* [Exercise goal]:
Reproduce every line of the material below, but drop the pictures.

* [Supplied material]:
■ ■ ■ ■
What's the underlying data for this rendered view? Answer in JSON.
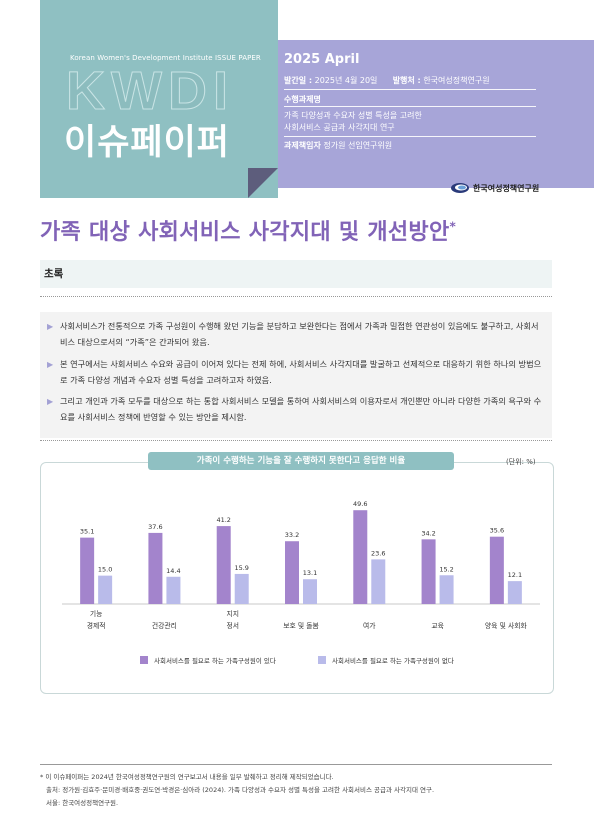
{
  "header": {
    "caption": "Korean Women's Development Institute ISSUE PAPER",
    "logo": "KWDI",
    "series_title": "이슈페이퍼",
    "date": "2025 April",
    "pub_date_label": "발간일 :",
    "pub_date_value": "2025년 4월 20일",
    "publisher_label": "발행처 :",
    "publisher_value": "한국여성정책연구원",
    "project_label": "수행과제명",
    "project_line1": "가족 다양성과 수요자 성별 특성을 고려한",
    "project_line2": "사회서비스 공급과 사각지대 연구",
    "lead_label": "과제책임자",
    "lead_value": "정가원 선임연구위원",
    "institute_name": "한국여성정책연구원"
  },
  "title": {
    "text": "가족 대상 사회서비스 사각지대 및 개선방안",
    "mark": "*"
  },
  "abstract": {
    "label": "초록",
    "items": [
      "사회서비스가 전통적으로 가족 구성원이 수행해 왔던 기능을 분담하고 보완한다는 점에서 가족과 밀접한 연관성이 있음에도 불구하고, 사회서비스 대상으로서의 “가족”은 간과되어 왔음.",
      "본 연구에서는 사회서비스 수요와 공급이 이어져 있다는 전제 하에, 사회서비스 사각지대를 발굴하고 선제적으로 대응하기 위한 하나의 방법으로 가족 다양성 개념과 수요자 성별 특성을 고려하고자 하였음.",
      "그리고 개인과 가족 모두를 대상으로 하는 통합 사회서비스 모델을 통하여 사회서비스의 이용자로서 개인뿐만 아니라 다양한 가족의 욕구와 수요를 사회서비스 정책에 반영할 수 있는 방안을 제시함."
    ]
  },
  "chart_header": {
    "title": "가족이 수행하는 기능을 잘 수행하지 못한다고 응답한 비율",
    "unit": "(단위: %)"
  },
  "chart_data": {
    "type": "bar",
    "title": "가족이 수행하는 기능을 잘 수행하지 못한다고 응답한 비율",
    "categories": [
      "기능\n경제적",
      "건강관리",
      "지지\n정서",
      "보호 및 돌봄",
      "여가",
      "교육",
      "양육 및 사회화"
    ],
    "category_lines": [
      [
        "기능",
        "경제적"
      ],
      [
        "건강관리"
      ],
      [
        "지지",
        "정서"
      ],
      [
        "보호 및 돌봄"
      ],
      [
        "여가"
      ],
      [
        "교육"
      ],
      [
        "양육 및 사회화"
      ]
    ],
    "series": [
      {
        "name": "사회서비스를 필요로 하는 가족구성원이 있다",
        "color": "#a384cc",
        "values": [
          35.1,
          37.6,
          41.2,
          33.2,
          49.6,
          34.2,
          35.6
        ]
      },
      {
        "name": "사회서비스를 필요로 하는 가족구성원이 없다",
        "color": "#b9bbea",
        "values": [
          15.0,
          14.4,
          15.9,
          13.1,
          23.6,
          15.2,
          12.1
        ]
      }
    ],
    "value_labels": [
      [
        "35.1",
        "37.6",
        "41.2",
        "33.2",
        "49.6",
        "34.2",
        "35.6"
      ],
      [
        "15.0",
        "14.4",
        "15.9",
        "13.1",
        "23.6",
        "15.2",
        "12.1"
      ]
    ],
    "ylim": [
      0,
      55
    ],
    "unit": "(단위: %)",
    "legend_position": "bottom",
    "grid": false
  },
  "footnote": {
    "line1": "* 이 이슈페이퍼는 2024년 한국여성정책연구원의 연구보고서 내용을 일부 발췌하고 정리해 제작되었습니다.",
    "line2": "출처: 정가원·김효주·문미경·배호중·권도연·박경은·심아라 (2024). 가족 다양성과 수요자 성별 특성을 고려한 사회서비스 공급과 사각지대 연구.",
    "line3": "서울: 한국여성정책연구원."
  },
  "colors": {
    "teal": "#8fc0c2",
    "lavender": "#a7a5d8",
    "title_purple": "#8163b7"
  }
}
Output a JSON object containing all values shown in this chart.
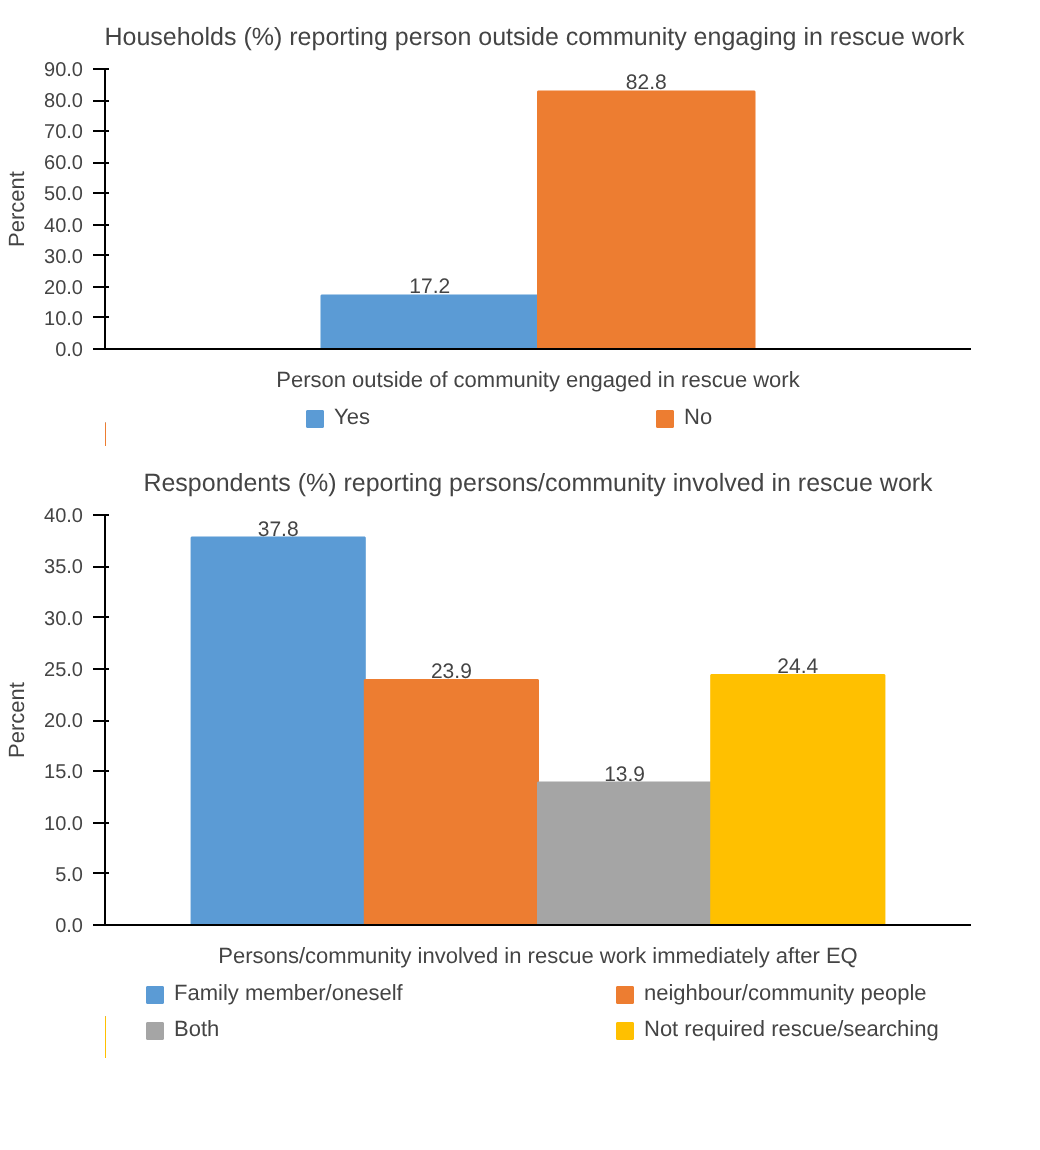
{
  "chart_data": [
    {
      "type": "bar",
      "title": "Households (%) reporting  person outside community engaging in rescue work",
      "ylabel": "Percent",
      "xlabel": "Person outside of community engaged in rescue work",
      "categories": [
        null
      ],
      "series": [
        {
          "name": "Yes",
          "color": "#5b9bd5",
          "values": [
            17.2
          ]
        },
        {
          "name": "No",
          "color": "#ed7d31",
          "values": [
            82.8
          ]
        }
      ],
      "ylim": [
        0,
        90
      ],
      "yticks": [
        {
          "value": 0,
          "label": "0.0"
        },
        {
          "value": 10,
          "label": "10.0"
        },
        {
          "value": 20,
          "label": "20.0"
        },
        {
          "value": 30,
          "label": "30.0"
        },
        {
          "value": 40,
          "label": "40.0"
        },
        {
          "value": 50,
          "label": "50.0"
        },
        {
          "value": 60,
          "label": "60.0"
        },
        {
          "value": 70,
          "label": "70.0"
        },
        {
          "value": 80,
          "label": "80.0"
        },
        {
          "value": 90,
          "label": "90.0"
        }
      ],
      "data_labels": true,
      "grid": false,
      "legend": "bottom"
    },
    {
      "type": "bar",
      "title": "Respondents (%) reporting persons/community involved in rescue work",
      "ylabel": "Percent",
      "xlabel": "Persons/community involved in rescue work immediately after EQ",
      "categories": [
        null
      ],
      "series": [
        {
          "name": "Family member/oneself",
          "color": "#5b9bd5",
          "values": [
            37.8
          ]
        },
        {
          "name": "neighbour/community people",
          "color": "#ed7d31",
          "values": [
            23.9
          ]
        },
        {
          "name": "Both",
          "color": "#a5a5a5",
          "values": [
            13.9
          ]
        },
        {
          "name": "Not required rescue/searching",
          "color": "#ffc000",
          "values": [
            24.4
          ]
        }
      ],
      "ylim": [
        0,
        40
      ],
      "yticks": [
        {
          "value": 0,
          "label": "0.0"
        },
        {
          "value": 5,
          "label": "5.0"
        },
        {
          "value": 10,
          "label": "10.0"
        },
        {
          "value": 15,
          "label": "15.0"
        },
        {
          "value": 20,
          "label": "20.0"
        },
        {
          "value": 25,
          "label": "25.0"
        },
        {
          "value": 30,
          "label": "30.0"
        },
        {
          "value": 35,
          "label": "35.0"
        },
        {
          "value": 40,
          "label": "40.0"
        }
      ],
      "data_labels": true,
      "grid": false,
      "legend": "bottom"
    }
  ]
}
■ ■ ■ ■
* [The response]:
What's the underlying data for this rendered view? Answer in JSON.
{
  "header": {
    "caption": "Korean Women's Development Institute ISSUE PAPER",
    "logo": "KWDI",
    "series_title": "이슈페이퍼",
    "date": "2025 April",
    "pub_date_label": "발간일 :",
    "pub_date_value": "2025년 4월 20일",
    "publisher_label": "발행처 :",
    "publisher_value": "한국여성정책연구원",
    "project_label": "수행과제명",
    "project_line1": "가족 다양성과 수요자 성별 특성을 고려한",
    "project_line2": "사회서비스 공급과 사각지대 연구",
    "lead_label": "과제책임자",
    "lead_value": "정가원 선임연구위원",
    "institute_name": "한국여성정책연구원"
  },
  "title": {
    "text": "가족 대상 사회서비스 사각지대 및 개선방안",
    "mark": "*"
  },
  "abstract": {
    "label": "초록",
    "items": [
      "사회서비스가 전통적으로 가족 구성원이 수행해 왔던 기능을 분담하고 보완한다는 점에서 가족과 밀접한 연관성이 있음에도 불구하고, 사회서비스 대상으로서의 “가족”은 간과되어 왔음.",
      "본 연구에서는 사회서비스 수요와 공급이 이어져 있다는 전제 하에, 사회서비스 사각지대를 발굴하고 선제적으로 대응하기 위한 하나의 방법으로 가족 다양성 개념과 수요자 성별 특성을 고려하고자 하였음.",
      "그리고 개인과 가족 모두를 대상으로 하는 통합 사회서비스 모델을 통하여 사회서비스의 이용자로서 개인뿐만 아니라 다양한 가족의 욕구와 수요를 사회서비스 정책에 반영할 수 있는 방안을 제시함."
    ]
  },
  "chart_header": {
    "title": "가족이 수행하는 기능을 잘 수행하지 못한다고 응답한 비율",
    "unit": "(단위: %)"
  },
  "chart_data": {
    "type": "bar",
    "title": "가족이 수행하는 기능을 잘 수행하지 못한다고 응답한 비율",
    "categories": [
      "기능\n경제적",
      "건강관리",
      "지지\n정서",
      "보호 및 돌봄",
      "여가",
      "교육",
      "양육 및 사회화"
    ],
    "category_lines": [
      [
        "기능",
        "경제적"
      ],
      [
        "건강관리"
      ],
      [
        "지지",
        "정서"
      ],
      [
        "보호 및 돌봄"
      ],
      [
        "여가"
      ],
      [
        "교육"
      ],
      [
        "양육 및 사회화"
      ]
    ],
    "series": [
      {
        "name": "사회서비스를 필요로 하는 가족구성원이 있다",
        "color": "#a384cc",
        "values": [
          35.1,
          37.6,
          41.2,
          33.2,
          49.6,
          34.2,
          35.6
        ]
      },
      {
        "name": "사회서비스를 필요로 하는 가족구성원이 없다",
        "color": "#b9bbea",
        "values": [
          15.0,
          14.4,
          15.9,
          13.1,
          23.6,
          15.2,
          12.1
        ]
      }
    ],
    "value_labels": [
      [
        "35.1",
        "37.6",
        "41.2",
        "33.2",
        "49.6",
        "34.2",
        "35.6"
      ],
      [
        "15.0",
        "14.4",
        "15.9",
        "13.1",
        "23.6",
        "15.2",
        "12.1"
      ]
    ],
    "ylim": [
      0,
      55
    ],
    "unit": "(단위: %)",
    "legend_position": "bottom",
    "grid": false
  },
  "footnote": {
    "line1": "* 이 이슈페이퍼는 2024년 한국여성정책연구원의 연구보고서 내용을 일부 발췌하고 정리해 제작되었습니다.",
    "line2": "출처: 정가원·김효주·문미경·배호중·권도연·박경은·심아라 (2024). 가족 다양성과 수요자 성별 특성을 고려한 사회서비스 공급과 사각지대 연구.",
    "line3": "서울: 한국여성정책연구원."
  },
  "colors": {
    "teal": "#8fc0c2",
    "lavender": "#a7a5d8",
    "title_purple": "#8163b7"
  }
}
Output a JSON object containing all values shown in this chart.
{
  "chart_data": [
    {
      "type": "bar",
      "title": "Households (%) reporting  person outside community engaging in rescue work",
      "ylabel": "Percent",
      "xlabel": "Person outside of community engaged in rescue work",
      "categories": [
        null
      ],
      "series": [
        {
          "name": "Yes",
          "color": "#5b9bd5",
          "values": [
            17.2
          ]
        },
        {
          "name": "No",
          "color": "#ed7d31",
          "values": [
            82.8
          ]
        }
      ],
      "ylim": [
        0,
        90
      ],
      "yticks": [
        {
          "value": 0,
          "label": "0.0"
        },
        {
          "value": 10,
          "label": "10.0"
        },
        {
          "value": 20,
          "label": "20.0"
        },
        {
          "value": 30,
          "label": "30.0"
        },
        {
          "value": 40,
          "label": "40.0"
        },
        {
          "value": 50,
          "label": "50.0"
        },
        {
          "value": 60,
          "label": "60.0"
        },
        {
          "value": 70,
          "label": "70.0"
        },
        {
          "value": 80,
          "label": "80.0"
        },
        {
          "value": 90,
          "label": "90.0"
        }
      ],
      "data_labels": true,
      "grid": false,
      "legend": "bottom"
    },
    {
      "type": "bar",
      "title": "Respondents (%) reporting persons/community involved in rescue work",
      "ylabel": "Percent",
      "xlabel": "Persons/community involved in rescue work immediately after EQ",
      "categories": [
        null
      ],
      "series": [
        {
          "name": "Family member/oneself",
          "color": "#5b9bd5",
          "values": [
            37.8
          ]
        },
        {
          "name": "neighbour/community people",
          "color": "#ed7d31",
          "values": [
            23.9
          ]
        },
        {
          "name": "Both",
          "color": "#a5a5a5",
          "values": [
            13.9
          ]
        },
        {
          "name": "Not required rescue/searching",
          "color": "#ffc000",
          "values": [
            24.4
          ]
        }
      ],
      "ylim": [
        0,
        40
      ],
      "yticks": [
        {
          "value": 0,
          "label": "0.0"
        },
        {
          "value": 5,
          "label": "5.0"
        },
        {
          "value": 10,
          "label": "10.0"
        },
        {
          "value": 15,
          "label": "15.0"
        },
        {
          "value": 20,
          "label": "20.0"
        },
        {
          "value": 25,
          "label": "25.0"
        },
        {
          "value": 30,
          "label": "30.0"
        },
        {
          "value": 35,
          "label": "35.0"
        },
        {
          "value": 40,
          "label": "40.0"
        }
      ],
      "data_labels": true,
      "grid": false,
      "legend": "bottom"
    }
  ]
}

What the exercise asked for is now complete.